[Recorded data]
_ _ _

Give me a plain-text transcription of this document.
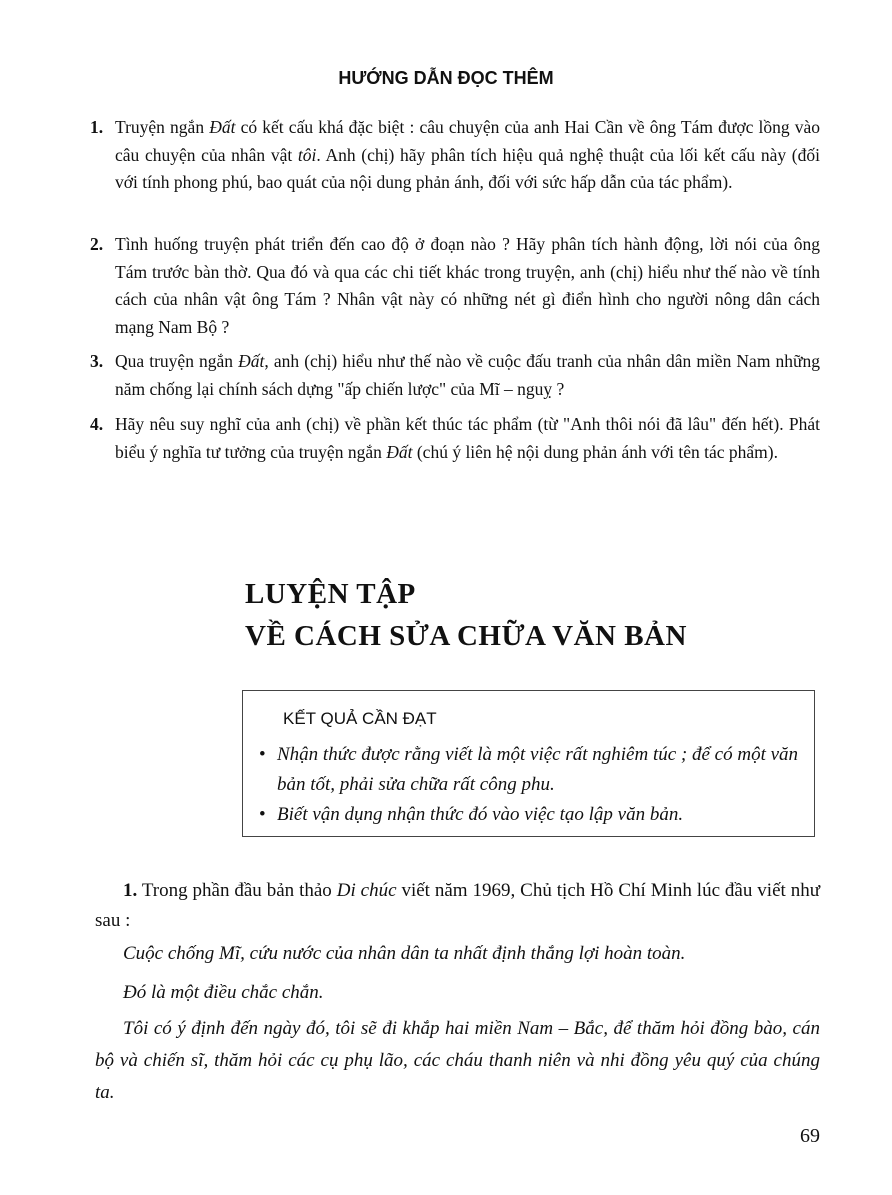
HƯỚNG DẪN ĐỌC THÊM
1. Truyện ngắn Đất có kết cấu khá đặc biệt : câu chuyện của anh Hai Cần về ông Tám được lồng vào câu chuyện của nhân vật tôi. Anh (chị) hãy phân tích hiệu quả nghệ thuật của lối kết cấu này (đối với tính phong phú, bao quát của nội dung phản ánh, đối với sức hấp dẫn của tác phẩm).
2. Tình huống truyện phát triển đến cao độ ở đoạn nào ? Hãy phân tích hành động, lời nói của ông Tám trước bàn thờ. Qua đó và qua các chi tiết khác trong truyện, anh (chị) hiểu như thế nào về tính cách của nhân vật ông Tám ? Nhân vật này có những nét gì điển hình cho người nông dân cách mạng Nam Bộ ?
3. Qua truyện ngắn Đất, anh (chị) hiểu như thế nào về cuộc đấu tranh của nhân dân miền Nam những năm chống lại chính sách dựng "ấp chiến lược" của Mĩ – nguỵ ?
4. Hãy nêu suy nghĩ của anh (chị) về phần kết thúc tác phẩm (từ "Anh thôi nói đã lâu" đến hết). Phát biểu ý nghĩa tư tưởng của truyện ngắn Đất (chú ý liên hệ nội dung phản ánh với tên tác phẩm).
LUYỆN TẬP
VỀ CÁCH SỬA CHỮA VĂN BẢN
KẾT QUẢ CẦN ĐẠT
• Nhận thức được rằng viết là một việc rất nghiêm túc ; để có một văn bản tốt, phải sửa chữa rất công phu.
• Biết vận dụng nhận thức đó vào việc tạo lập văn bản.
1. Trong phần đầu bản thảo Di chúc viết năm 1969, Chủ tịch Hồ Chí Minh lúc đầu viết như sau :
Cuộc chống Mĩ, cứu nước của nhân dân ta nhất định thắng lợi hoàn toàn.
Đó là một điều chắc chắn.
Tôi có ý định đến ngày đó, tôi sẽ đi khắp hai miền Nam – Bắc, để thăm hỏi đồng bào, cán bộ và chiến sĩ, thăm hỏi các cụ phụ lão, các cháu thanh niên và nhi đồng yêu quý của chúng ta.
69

_ _ _

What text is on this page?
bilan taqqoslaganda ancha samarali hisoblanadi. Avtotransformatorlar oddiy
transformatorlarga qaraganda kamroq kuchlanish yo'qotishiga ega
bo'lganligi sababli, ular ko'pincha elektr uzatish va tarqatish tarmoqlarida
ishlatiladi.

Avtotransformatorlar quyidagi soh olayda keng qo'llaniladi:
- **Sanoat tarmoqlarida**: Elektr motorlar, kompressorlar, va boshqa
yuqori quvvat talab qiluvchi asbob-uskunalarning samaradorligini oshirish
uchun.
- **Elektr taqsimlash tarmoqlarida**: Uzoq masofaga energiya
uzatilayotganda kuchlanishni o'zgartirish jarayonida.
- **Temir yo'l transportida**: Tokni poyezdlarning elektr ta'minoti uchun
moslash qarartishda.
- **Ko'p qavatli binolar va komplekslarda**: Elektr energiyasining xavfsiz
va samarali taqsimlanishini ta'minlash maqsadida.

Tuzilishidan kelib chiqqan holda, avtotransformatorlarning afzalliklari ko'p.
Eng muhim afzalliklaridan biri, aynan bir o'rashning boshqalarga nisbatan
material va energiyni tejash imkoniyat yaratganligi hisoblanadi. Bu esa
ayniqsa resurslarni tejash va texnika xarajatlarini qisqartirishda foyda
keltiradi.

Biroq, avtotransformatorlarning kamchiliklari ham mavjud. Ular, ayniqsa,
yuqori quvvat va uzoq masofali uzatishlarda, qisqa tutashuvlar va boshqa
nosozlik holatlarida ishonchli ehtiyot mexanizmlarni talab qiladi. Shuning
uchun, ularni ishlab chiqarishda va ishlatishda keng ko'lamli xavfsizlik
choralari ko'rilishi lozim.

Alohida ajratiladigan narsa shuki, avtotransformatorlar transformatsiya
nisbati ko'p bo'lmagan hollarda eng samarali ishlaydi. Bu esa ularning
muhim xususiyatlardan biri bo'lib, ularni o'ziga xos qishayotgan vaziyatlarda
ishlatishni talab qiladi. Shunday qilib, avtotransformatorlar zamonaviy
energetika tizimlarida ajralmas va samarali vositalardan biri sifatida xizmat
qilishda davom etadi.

_ _ _

→ The request:
Note each line of the entries that has "quvvat" in it, and copy those lines.

→ Written solution:
yuqori quvvat talab qiluvchi asbob-uskunalarning samaradorligini oshirish
yuqori quvvat va uzoq masofali uzatishlarda, qisqa tutashuvlar va boshqa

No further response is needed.